● Provided information
** begin **
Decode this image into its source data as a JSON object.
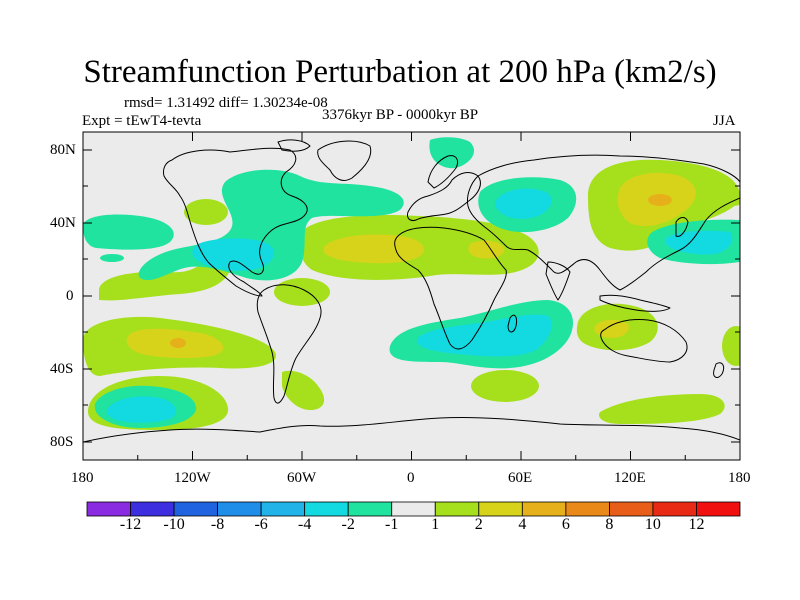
{
  "title": "Streamfunction Perturbation at 200 hPa (km2/s)",
  "stats": "rmsd= 1.31492 diff= 1.30234e-08",
  "experiment": "Expt = tEwT4-tevta",
  "period": "3376kyr BP - 0000kyr BP",
  "season": "JJA",
  "lat_labels": [
    "80N",
    "40N",
    "0",
    "40S",
    "80S"
  ],
  "lon_labels": [
    "180",
    "120W",
    "60W",
    "0",
    "60E",
    "120E",
    "180"
  ],
  "colorbar": {
    "labels": [
      "-12",
      "-10",
      "-8",
      "-6",
      "-4",
      "-2",
      "-1",
      "1",
      "2",
      "4",
      "6",
      "8",
      "10",
      "12"
    ],
    "colors": [
      "#8a2be2",
      "#3d2fe0",
      "#1f63e0",
      "#1f8ee8",
      "#22b4e8",
      "#13d9e0",
      "#20e3a0",
      "#ebebeb",
      "#a6e01c",
      "#d6d31a",
      "#e6b01a",
      "#e8891a",
      "#e85e18",
      "#e82a14",
      "#f01010"
    ]
  },
  "colors": {
    "background": "#ebebeb",
    "pos2": "#a6e01c",
    "pos4": "#d6d31a",
    "pos6": "#e6b01a",
    "neg2": "#20e3a0",
    "neg4": "#13d9e0",
    "neg6": "#22b4e8"
  }
}
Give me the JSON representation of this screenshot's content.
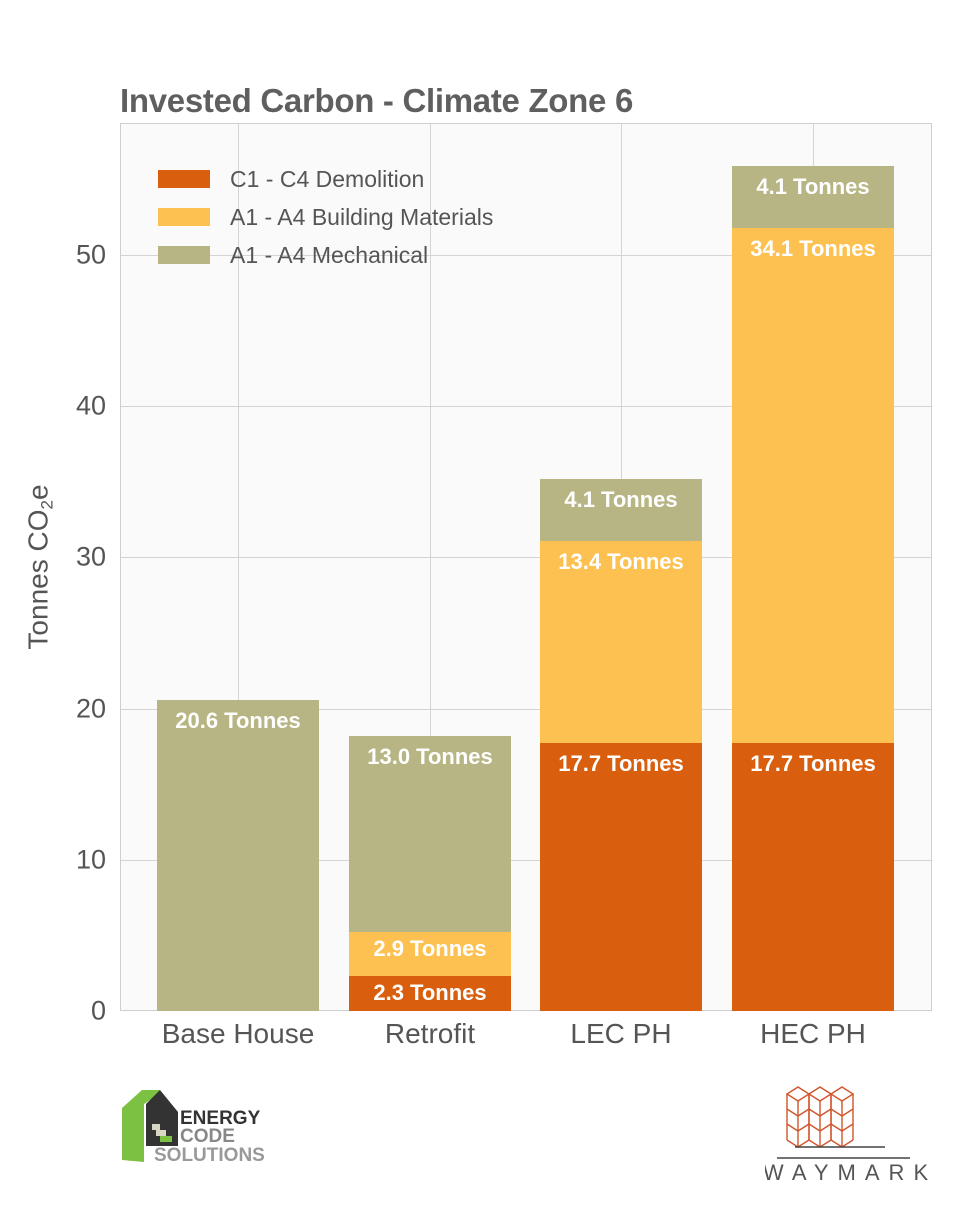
{
  "title": "Invested Carbon - Climate Zone 6",
  "legend": [
    {
      "label": "C1 - C4 Demolition",
      "color": "#d95f0e"
    },
    {
      "label": "A1 - A4 Building Materials",
      "color": "#fdc151"
    },
    {
      "label": "A1 - A4 Mechanical",
      "color": "#b8b584"
    }
  ],
  "yaxis": {
    "label": "Tonnes CO",
    "label_sub": "2",
    "label_suffix": "e",
    "ticks": [
      "0",
      "10",
      "20",
      "30",
      "40",
      "50"
    ]
  },
  "xaxis": {
    "ticks": [
      "Base House",
      "Retrofit",
      "LEC PH",
      "HEC PH"
    ]
  },
  "logos": {
    "left": {
      "line1": "ENERGY",
      "line2": "CODE",
      "line3": "SOLUTIONS"
    },
    "right": {
      "text": "WAYMARK"
    }
  },
  "chart_data": {
    "type": "bar",
    "stacked": true,
    "title": "Invested Carbon - Climate Zone 6",
    "xlabel": "",
    "ylabel": "Tonnes CO2e",
    "ylim": [
      0,
      58.7
    ],
    "grid": true,
    "legend_position": "upper left",
    "categories": [
      "Base House",
      "Retrofit",
      "LEC PH",
      "HEC PH"
    ],
    "series": [
      {
        "name": "C1 - C4 Demolition",
        "color": "#d95f0e",
        "values": [
          0,
          2.3,
          17.7,
          17.7
        ],
        "labels": [
          "",
          "2.3 Tonnes",
          "17.7 Tonnes",
          "17.7 Tonnes"
        ]
      },
      {
        "name": "A1 - A4 Building Materials",
        "color": "#fdc151",
        "values": [
          0,
          2.9,
          13.4,
          34.1
        ],
        "labels": [
          "",
          "2.9 Tonnes",
          "13.4 Tonnes",
          "34.1 Tonnes"
        ]
      },
      {
        "name": "A1 - A4 Mechanical",
        "color": "#b8b584",
        "values": [
          20.6,
          13.0,
          4.1,
          4.1
        ],
        "labels": [
          "20.6 Tonnes",
          "13.0 Tonnes",
          "4.1 Tonnes",
          "4.1 Tonnes"
        ]
      }
    ]
  }
}
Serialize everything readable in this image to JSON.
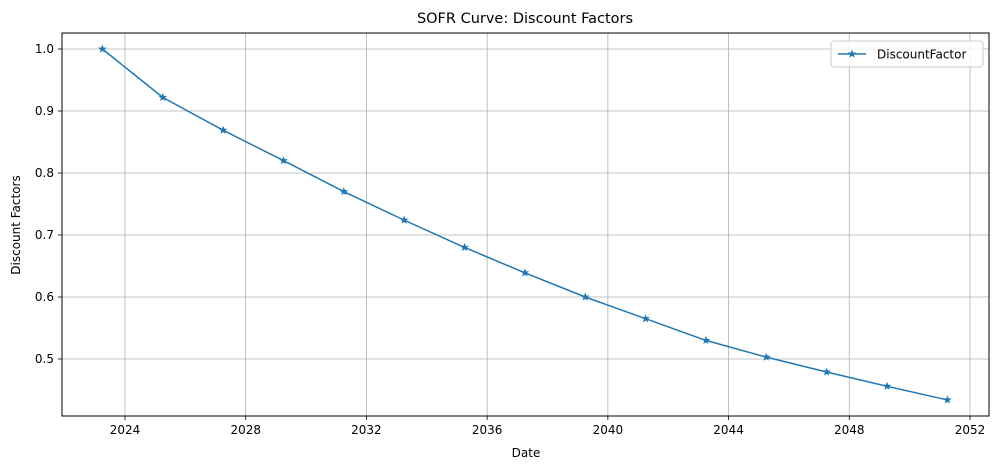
{
  "chart_data": {
    "type": "line",
    "title": "SOFR Curve: Discount Factors",
    "xlabel": "Date",
    "ylabel": "Discount Factors",
    "x_ticks": [
      "2024",
      "2028",
      "2032",
      "2036",
      "2040",
      "2044",
      "2048",
      "2052"
    ],
    "y_ticks": [
      "0.5",
      "0.6",
      "0.7",
      "0.8",
      "0.9",
      "1.0"
    ],
    "grid": true,
    "legend_position": "top-right",
    "series": [
      {
        "name": "DiscountFactor",
        "color": "#1f77b4",
        "marker": "star",
        "x": [
          "2023-04",
          "2025-04",
          "2027-04",
          "2029-04",
          "2031-04",
          "2033-04",
          "2035-04",
          "2037-04",
          "2039-04",
          "2041-04",
          "2043-04",
          "2045-04",
          "2047-04",
          "2049-04",
          "2051-04"
        ],
        "values": [
          1.0,
          0.922,
          0.869,
          0.82,
          0.77,
          0.724,
          0.68,
          0.639,
          0.6,
          0.565,
          0.53,
          0.503,
          0.479,
          0.456,
          0.434
        ]
      }
    ]
  }
}
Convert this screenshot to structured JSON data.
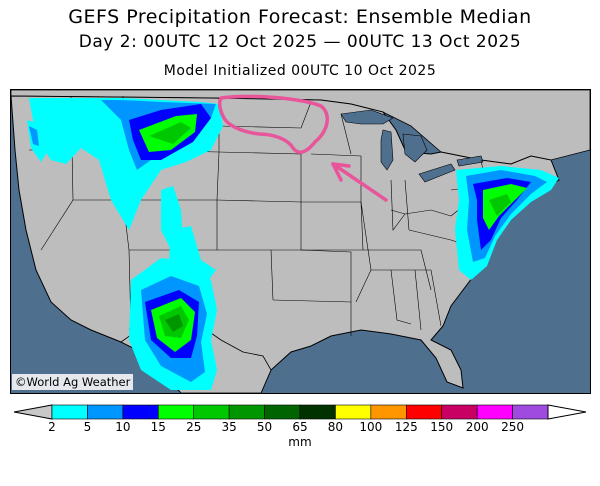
{
  "title": "GEFS Precipitation Forecast: Ensemble Median",
  "valid_period": "Day 2: 00UTC 12 Oct 2025 — 00UTC 13 Oct 2025",
  "init": "Model Initialized 00UTC 10 Oct 2025",
  "credit": "©World Ag Weather",
  "colorbar": {
    "units": "mm",
    "ticks": [
      "2",
      "5",
      "10",
      "15",
      "25",
      "35",
      "50",
      "65",
      "80",
      "100",
      "125",
      "150",
      "200",
      "250"
    ],
    "colors": [
      "#00ffff",
      "#0096ff",
      "#0000ff",
      "#00ff00",
      "#00c800",
      "#009600",
      "#006400",
      "#003200",
      "#ffff00",
      "#ff9600",
      "#ff0000",
      "#c80064",
      "#ff00ff",
      "#a04be0"
    ],
    "under_color": "#c8c8c8",
    "over_color": "#ffffff"
  },
  "map": {
    "land_color": "#bdbdbd",
    "water_color": "#4f6f8f",
    "annotation_color": "#e8559a"
  }
}
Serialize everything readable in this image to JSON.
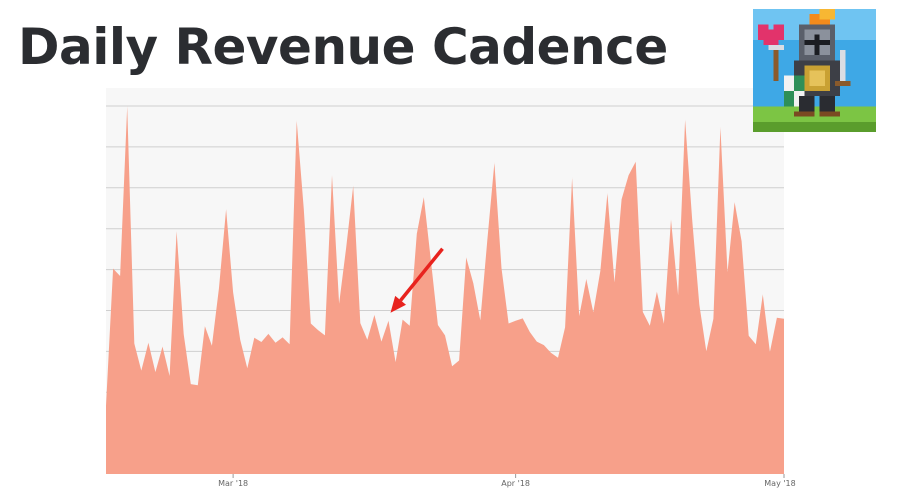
{
  "page": {
    "title": "Daily Revenue Cadence"
  },
  "colors": {
    "area_fill": "#f7a08a",
    "plot_background": "#f7f7f7",
    "gridline": "#cfcfcf",
    "title_text": "#2b2d31",
    "arrow": "#e8231e"
  },
  "icons": {
    "logo": "pixel-knight-game-icon",
    "annotation": "red-arrow-icon"
  },
  "chart_data": {
    "type": "area",
    "title": "Daily Revenue Cadence",
    "xlabel": "",
    "ylabel": "",
    "x_ticks": [
      "Mar '18",
      "Apr '18",
      "May '18"
    ],
    "ylim": [
      0,
      100
    ],
    "grid": true,
    "legend": "none",
    "annotation": {
      "type": "arrow",
      "target_index": 40
    },
    "series": [
      {
        "values": [
          17.7,
          53.2,
          51.3,
          95.2,
          33.8,
          26.8,
          34.0,
          26.4,
          33.0,
          25.4,
          62.9,
          36.2,
          23.3,
          23.0,
          38.3,
          33.2,
          48.2,
          68.6,
          47.1,
          34.8,
          27.4,
          35.3,
          34.2,
          36.3,
          34.0,
          35.4,
          33.6,
          91.5,
          68.6,
          39.0,
          37.3,
          35.9,
          77.4,
          44.1,
          58.5,
          74.6,
          39.1,
          34.8,
          41.2,
          34.3,
          39.7,
          29.0,
          40.0,
          38.4,
          62.2,
          71.7,
          55.3,
          38.6,
          35.9,
          27.9,
          29.4,
          56.1,
          49.4,
          39.8,
          60.8,
          80.6,
          53.3,
          39.0,
          39.7,
          40.3,
          36.8,
          34.3,
          33.4,
          31.4,
          30.1,
          38.0,
          76.7,
          40.9,
          50.5,
          41.9,
          52.7,
          72.7,
          49.6,
          71.2,
          77.4,
          80.9,
          42.0,
          38.4,
          47.2,
          38.9,
          65.9,
          46.3,
          91.8,
          65.8,
          43.9,
          31.8,
          40.2,
          89.8,
          52.3,
          70.4,
          60.3,
          35.8,
          33.6,
          46.5,
          31.6,
          40.5,
          40.2
        ]
      }
    ]
  }
}
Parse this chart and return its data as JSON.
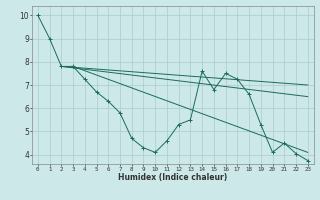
{
  "xlabel": "Humidex (Indice chaleur)",
  "bg_color": "#cce8e8",
  "grid_color": "#aacccc",
  "line_color": "#1a6b5a",
  "xlim": [
    -0.5,
    23.5
  ],
  "ylim": [
    3.6,
    10.4
  ],
  "xticks": [
    0,
    1,
    2,
    3,
    4,
    5,
    6,
    7,
    8,
    9,
    10,
    11,
    12,
    13,
    14,
    15,
    16,
    17,
    18,
    19,
    20,
    21,
    22,
    23
  ],
  "yticks": [
    4,
    5,
    6,
    7,
    8,
    9,
    10
  ],
  "s1x": [
    0,
    1,
    2,
    3,
    4,
    5,
    6,
    7,
    8,
    9,
    10,
    11,
    12,
    13,
    14,
    15,
    16,
    17,
    18,
    19,
    20,
    21,
    22,
    23
  ],
  "s1y": [
    10.0,
    9.0,
    7.8,
    7.8,
    7.25,
    6.7,
    6.3,
    5.8,
    4.7,
    4.3,
    4.1,
    4.6,
    5.3,
    5.5,
    7.6,
    6.8,
    7.5,
    7.25,
    6.6,
    5.3,
    4.1,
    4.5,
    4.05,
    3.75
  ],
  "s2x": [
    2,
    23
  ],
  "s2y": [
    7.8,
    6.5
  ],
  "s3x": [
    2,
    23
  ],
  "s3y": [
    7.8,
    7.0
  ],
  "s4x": [
    3,
    23
  ],
  "s4y": [
    7.8,
    4.1
  ]
}
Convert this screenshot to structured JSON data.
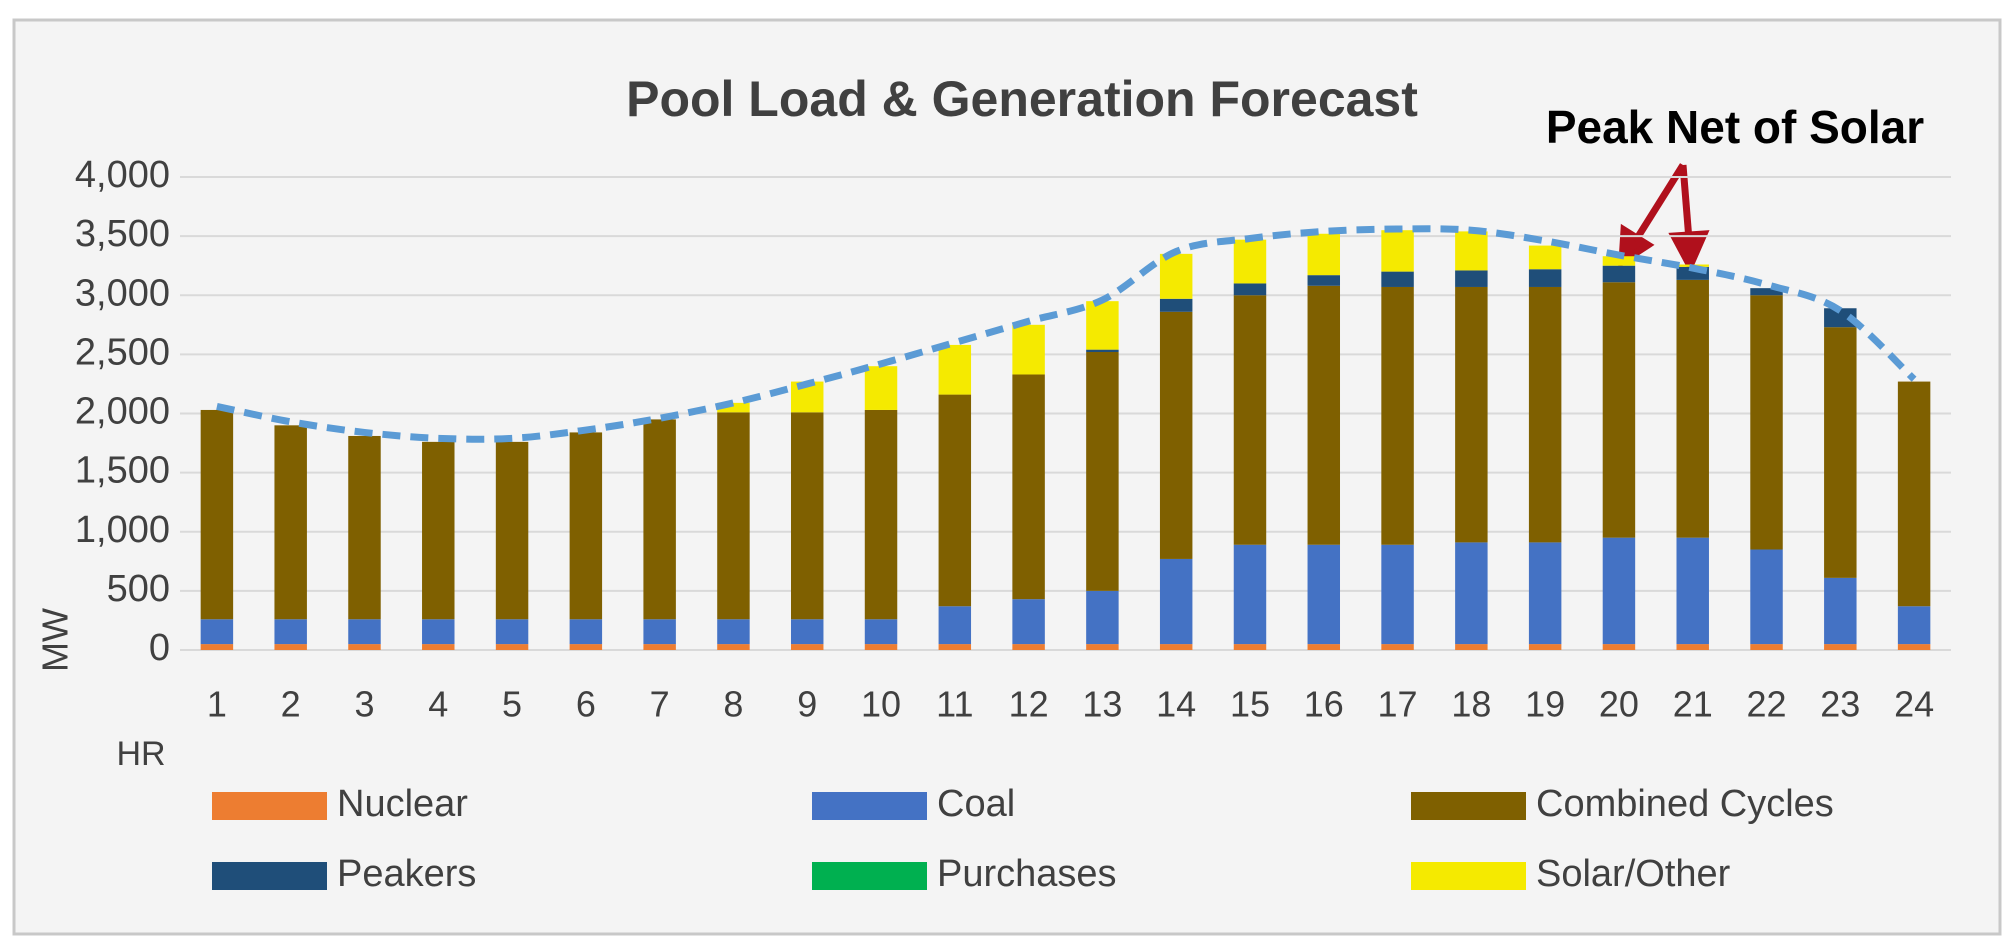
** end **
● Written task
Gather from the entries above all lines that include the string "Tonnes".

● Exercise solution
    "label": "Tonnes CO",
    "ylabel": "Tonnes CO2e",
          "2.3 Tonnes",
          "17.7 Tonnes",
          "17.7 Tonnes"
          "2.9 Tonnes",
          "13.4 Tonnes",
          "34.1 Tonnes"
          "20.6 Tonnes",
          "13.0 Tonnes",
          "4.1 Tonnes",
          "4.1 Tonnes"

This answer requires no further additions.